— start of GIVEN RECORDS —

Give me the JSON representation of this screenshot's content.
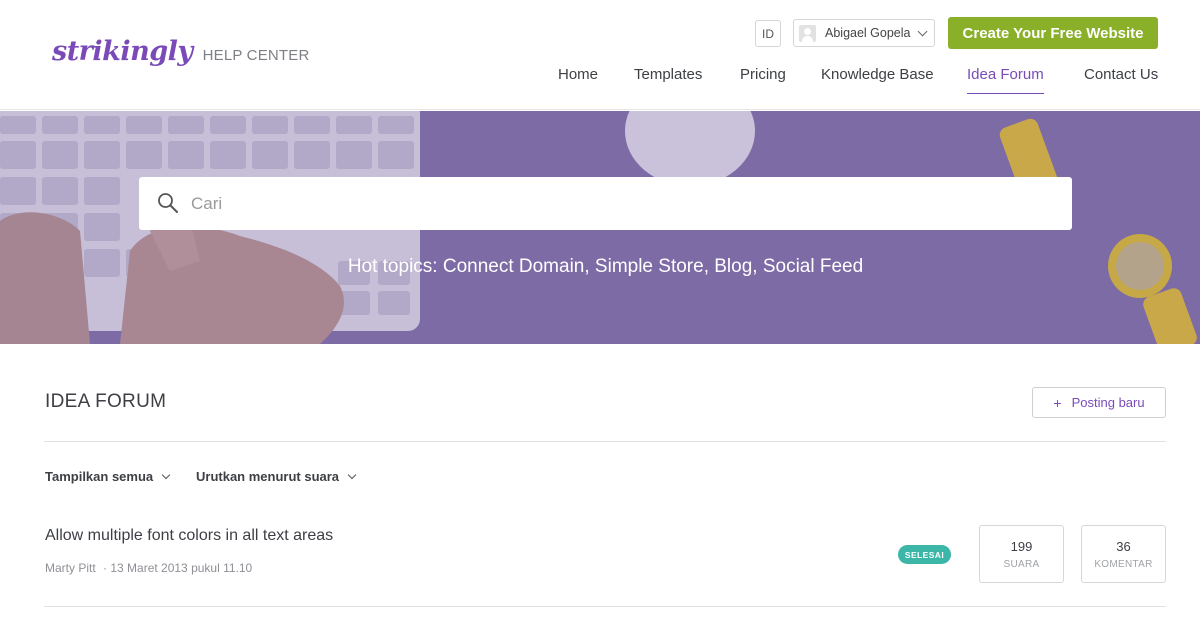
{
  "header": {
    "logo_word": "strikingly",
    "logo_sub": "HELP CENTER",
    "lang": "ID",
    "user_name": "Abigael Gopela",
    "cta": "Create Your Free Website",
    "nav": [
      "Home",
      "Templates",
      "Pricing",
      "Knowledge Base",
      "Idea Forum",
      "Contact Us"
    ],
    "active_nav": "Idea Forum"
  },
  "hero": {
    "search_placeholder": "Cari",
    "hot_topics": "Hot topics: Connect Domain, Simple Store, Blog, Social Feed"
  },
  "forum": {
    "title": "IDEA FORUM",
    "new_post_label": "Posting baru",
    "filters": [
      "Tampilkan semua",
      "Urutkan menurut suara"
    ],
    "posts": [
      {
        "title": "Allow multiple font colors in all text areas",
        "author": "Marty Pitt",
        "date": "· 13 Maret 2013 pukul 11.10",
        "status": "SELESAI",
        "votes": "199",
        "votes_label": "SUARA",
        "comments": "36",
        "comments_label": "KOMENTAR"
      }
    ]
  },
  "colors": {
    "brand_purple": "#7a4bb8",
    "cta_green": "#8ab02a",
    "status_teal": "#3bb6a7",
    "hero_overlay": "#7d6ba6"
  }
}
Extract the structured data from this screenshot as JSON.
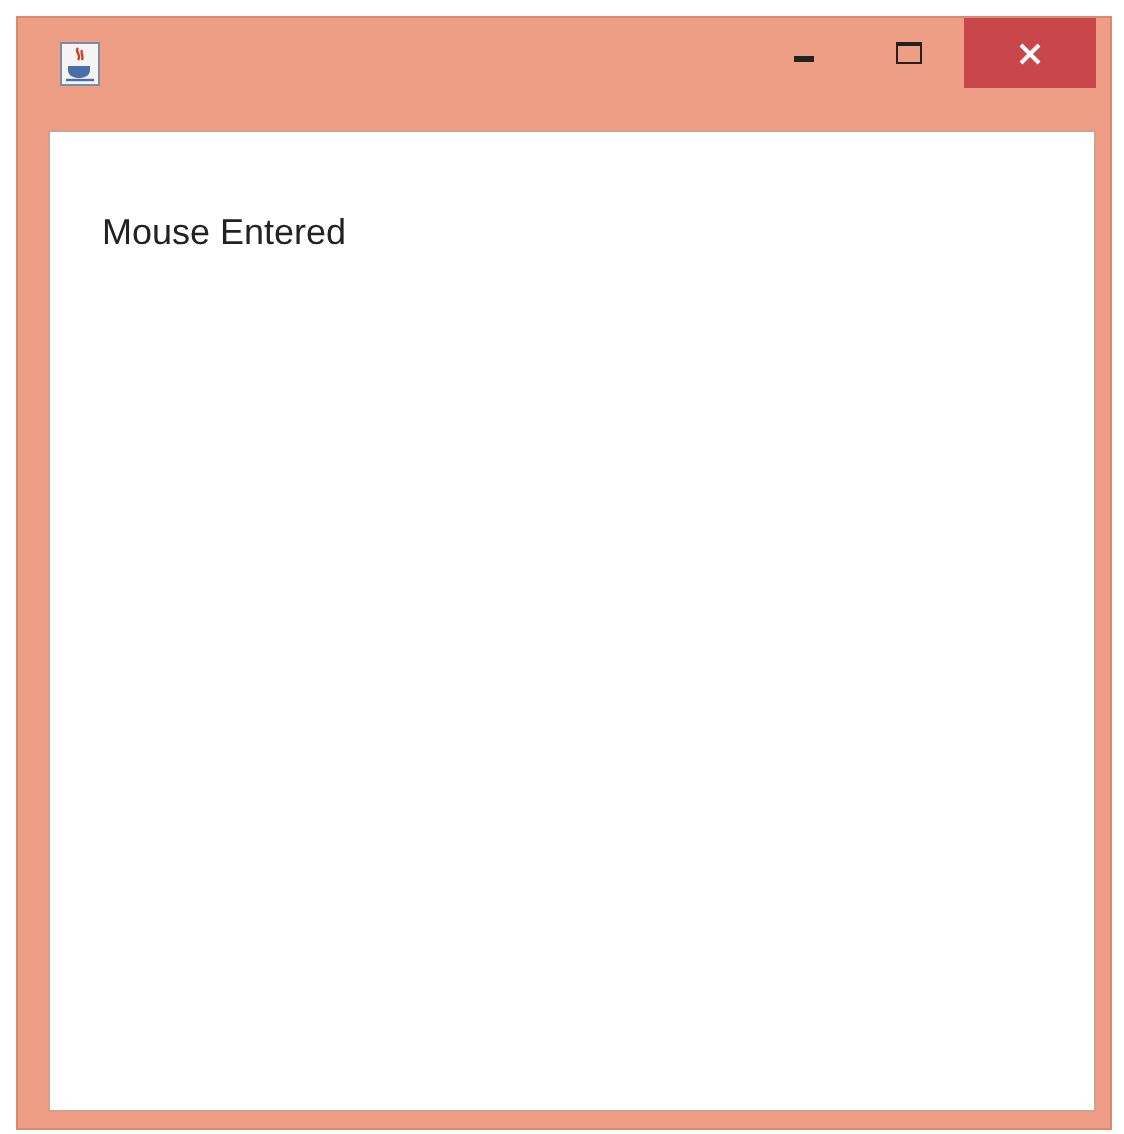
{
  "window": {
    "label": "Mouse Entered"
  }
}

— end of GIVEN RECORDS —
— start of GIVEN RECORDS —

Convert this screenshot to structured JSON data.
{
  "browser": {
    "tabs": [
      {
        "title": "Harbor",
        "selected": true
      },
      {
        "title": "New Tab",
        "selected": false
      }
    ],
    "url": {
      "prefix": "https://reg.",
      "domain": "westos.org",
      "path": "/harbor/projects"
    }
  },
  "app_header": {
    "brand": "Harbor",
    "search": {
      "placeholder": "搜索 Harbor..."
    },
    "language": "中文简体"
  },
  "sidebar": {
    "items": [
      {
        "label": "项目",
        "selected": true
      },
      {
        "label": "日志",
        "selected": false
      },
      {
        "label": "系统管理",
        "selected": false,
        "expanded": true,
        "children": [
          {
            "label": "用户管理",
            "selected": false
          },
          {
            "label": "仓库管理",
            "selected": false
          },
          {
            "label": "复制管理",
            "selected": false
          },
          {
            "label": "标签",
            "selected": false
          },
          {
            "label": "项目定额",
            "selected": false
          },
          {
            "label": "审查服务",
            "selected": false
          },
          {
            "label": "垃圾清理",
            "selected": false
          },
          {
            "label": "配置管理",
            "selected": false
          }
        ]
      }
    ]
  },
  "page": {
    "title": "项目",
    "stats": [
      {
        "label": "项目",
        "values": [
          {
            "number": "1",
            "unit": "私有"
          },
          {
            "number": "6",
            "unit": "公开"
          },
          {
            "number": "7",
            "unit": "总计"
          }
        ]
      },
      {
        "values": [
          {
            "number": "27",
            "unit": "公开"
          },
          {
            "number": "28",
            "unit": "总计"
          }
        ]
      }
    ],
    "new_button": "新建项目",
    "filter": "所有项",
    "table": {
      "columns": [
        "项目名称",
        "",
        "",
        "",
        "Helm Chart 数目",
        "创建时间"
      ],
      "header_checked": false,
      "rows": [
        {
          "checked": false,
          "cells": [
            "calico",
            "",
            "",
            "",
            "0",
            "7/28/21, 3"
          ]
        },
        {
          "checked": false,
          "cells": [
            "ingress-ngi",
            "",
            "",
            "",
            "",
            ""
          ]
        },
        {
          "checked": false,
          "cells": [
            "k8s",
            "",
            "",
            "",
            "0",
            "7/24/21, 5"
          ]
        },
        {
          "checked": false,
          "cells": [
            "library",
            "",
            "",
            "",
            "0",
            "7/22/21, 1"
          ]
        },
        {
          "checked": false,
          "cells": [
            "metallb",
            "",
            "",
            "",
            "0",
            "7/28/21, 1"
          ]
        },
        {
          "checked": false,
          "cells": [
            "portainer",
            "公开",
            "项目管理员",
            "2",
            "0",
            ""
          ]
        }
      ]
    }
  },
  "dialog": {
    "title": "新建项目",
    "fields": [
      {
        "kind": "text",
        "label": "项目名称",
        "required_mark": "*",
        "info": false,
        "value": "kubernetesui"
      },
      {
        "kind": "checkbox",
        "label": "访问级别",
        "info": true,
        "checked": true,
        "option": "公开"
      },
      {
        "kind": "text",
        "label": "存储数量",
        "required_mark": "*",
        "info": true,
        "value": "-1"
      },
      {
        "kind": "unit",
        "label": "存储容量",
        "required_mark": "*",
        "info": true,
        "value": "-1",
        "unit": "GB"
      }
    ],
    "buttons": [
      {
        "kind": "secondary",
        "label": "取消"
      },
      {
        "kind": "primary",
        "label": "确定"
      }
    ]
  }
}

— end of GIVEN RECORDS —

TASK GOAL: Look over the material above and show each line where "kind" appears.

FINISHED ANSWER:
        "kind": "text",
        "kind": "checkbox",
        "kind": "text",
        "kind": "unit",
        "kind": "secondary",
        "kind": "primary",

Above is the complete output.